• OBJECTIVE: Can you restate the records below word for word?
=== DATA LINES ===
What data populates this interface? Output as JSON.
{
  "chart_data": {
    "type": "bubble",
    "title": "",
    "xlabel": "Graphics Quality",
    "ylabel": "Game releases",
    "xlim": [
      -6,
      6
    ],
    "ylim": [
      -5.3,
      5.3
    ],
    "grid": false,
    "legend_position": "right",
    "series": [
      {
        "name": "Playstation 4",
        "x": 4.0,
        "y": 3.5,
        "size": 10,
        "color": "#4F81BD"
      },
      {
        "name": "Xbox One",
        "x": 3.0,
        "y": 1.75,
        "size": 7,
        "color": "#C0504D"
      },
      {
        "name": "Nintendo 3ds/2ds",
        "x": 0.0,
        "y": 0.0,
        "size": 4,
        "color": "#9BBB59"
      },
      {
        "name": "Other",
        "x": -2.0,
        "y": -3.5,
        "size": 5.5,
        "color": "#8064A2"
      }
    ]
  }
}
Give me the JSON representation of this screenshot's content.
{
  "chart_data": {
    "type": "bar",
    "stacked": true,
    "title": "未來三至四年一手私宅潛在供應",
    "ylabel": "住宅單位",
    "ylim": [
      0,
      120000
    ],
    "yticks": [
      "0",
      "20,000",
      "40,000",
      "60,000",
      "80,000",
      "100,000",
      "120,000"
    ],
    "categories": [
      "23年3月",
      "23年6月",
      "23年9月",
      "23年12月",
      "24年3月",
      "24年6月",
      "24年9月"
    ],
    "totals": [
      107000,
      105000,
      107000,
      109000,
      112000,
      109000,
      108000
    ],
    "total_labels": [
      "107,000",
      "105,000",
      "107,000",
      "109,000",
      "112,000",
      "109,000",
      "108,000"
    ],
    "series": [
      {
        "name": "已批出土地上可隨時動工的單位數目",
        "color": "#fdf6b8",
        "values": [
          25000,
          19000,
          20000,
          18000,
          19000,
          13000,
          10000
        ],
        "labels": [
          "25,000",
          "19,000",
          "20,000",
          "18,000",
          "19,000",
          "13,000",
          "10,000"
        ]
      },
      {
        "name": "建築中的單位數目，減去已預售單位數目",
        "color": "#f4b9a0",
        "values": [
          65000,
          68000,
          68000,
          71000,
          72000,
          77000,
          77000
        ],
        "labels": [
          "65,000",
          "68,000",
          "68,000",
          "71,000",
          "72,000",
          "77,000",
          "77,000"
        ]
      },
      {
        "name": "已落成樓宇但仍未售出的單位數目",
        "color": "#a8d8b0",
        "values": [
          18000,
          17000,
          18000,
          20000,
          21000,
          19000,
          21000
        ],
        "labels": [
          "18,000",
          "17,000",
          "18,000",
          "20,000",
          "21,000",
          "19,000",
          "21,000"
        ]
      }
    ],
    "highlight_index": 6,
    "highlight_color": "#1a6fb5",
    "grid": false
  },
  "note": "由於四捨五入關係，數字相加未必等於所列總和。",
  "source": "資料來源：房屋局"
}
===
• EXPECTED OUTPUT:
What data populates this interface? Output as JSON.
{
  "chart_data": {
    "type": "bubble",
    "title": "",
    "xlabel": "Graphics Quality",
    "ylabel": "Game releases",
    "xlim": [
      -6,
      6
    ],
    "ylim": [
      -5.3,
      5.3
    ],
    "grid": false,
    "legend_position": "right",
    "series": [
      {
        "name": "Playstation 4",
        "x": 4.0,
        "y": 3.5,
        "size": 10,
        "color": "#4F81BD"
      },
      {
        "name": "Xbox One",
        "x": 3.0,
        "y": 1.75,
        "size": 7,
        "color": "#C0504D"
      },
      {
        "name": "Nintendo 3ds/2ds",
        "x": 0.0,
        "y": 0.0,
        "size": 4,
        "color": "#9BBB59"
      },
      {
        "name": "Other",
        "x": -2.0,
        "y": -3.5,
        "size": 5.5,
        "color": "#8064A2"
      }
    ]
  }
}
Give me the JSON representation of this screenshot's content.
{
  "chart_data": {
    "type": "bar",
    "stacked": true,
    "title": "未來三至四年一手私宅潛在供應",
    "ylabel": "住宅單位",
    "ylim": [
      0,
      120000
    ],
    "yticks": [
      "0",
      "20,000",
      "40,000",
      "60,000",
      "80,000",
      "100,000",
      "120,000"
    ],
    "categories": [
      "23年3月",
      "23年6月",
      "23年9月",
      "23年12月",
      "24年3月",
      "24年6月",
      "24年9月"
    ],
    "totals": [
      107000,
      105000,
      107000,
      109000,
      112000,
      109000,
      108000
    ],
    "total_labels": [
      "107,000",
      "105,000",
      "107,000",
      "109,000",
      "112,000",
      "109,000",
      "108,000"
    ],
    "series": [
      {
        "name": "已批出土地上可隨時動工的單位數目",
        "color": "#fdf6b8",
        "values": [
          25000,
          19000,
          20000,
          18000,
          19000,
          13000,
          10000
        ],
        "labels": [
          "25,000",
          "19,000",
          "20,000",
          "18,000",
          "19,000",
          "13,000",
          "10,000"
        ]
      },
      {
        "name": "建築中的單位數目，減去已預售單位數目",
        "color": "#f4b9a0",
        "values": [
          65000,
          68000,
          68000,
          71000,
          72000,
          77000,
          77000
        ],
        "labels": [
          "65,000",
          "68,000",
          "68,000",
          "71,000",
          "72,000",
          "77,000",
          "77,000"
        ]
      },
      {
        "name": "已落成樓宇但仍未售出的單位數目",
        "color": "#a8d8b0",
        "values": [
          18000,
          17000,
          18000,
          20000,
          21000,
          19000,
          21000
        ],
        "labels": [
          "18,000",
          "17,000",
          "18,000",
          "20,000",
          "21,000",
          "19,000",
          "21,000"
        ]
      }
    ],
    "highlight_index": 6,
    "highlight_color": "#1a6fb5",
    "grid": false
  },
  "note": "由於四捨五入關係，數字相加未必等於所列總和。",
  "source": "資料來源：房屋局"
}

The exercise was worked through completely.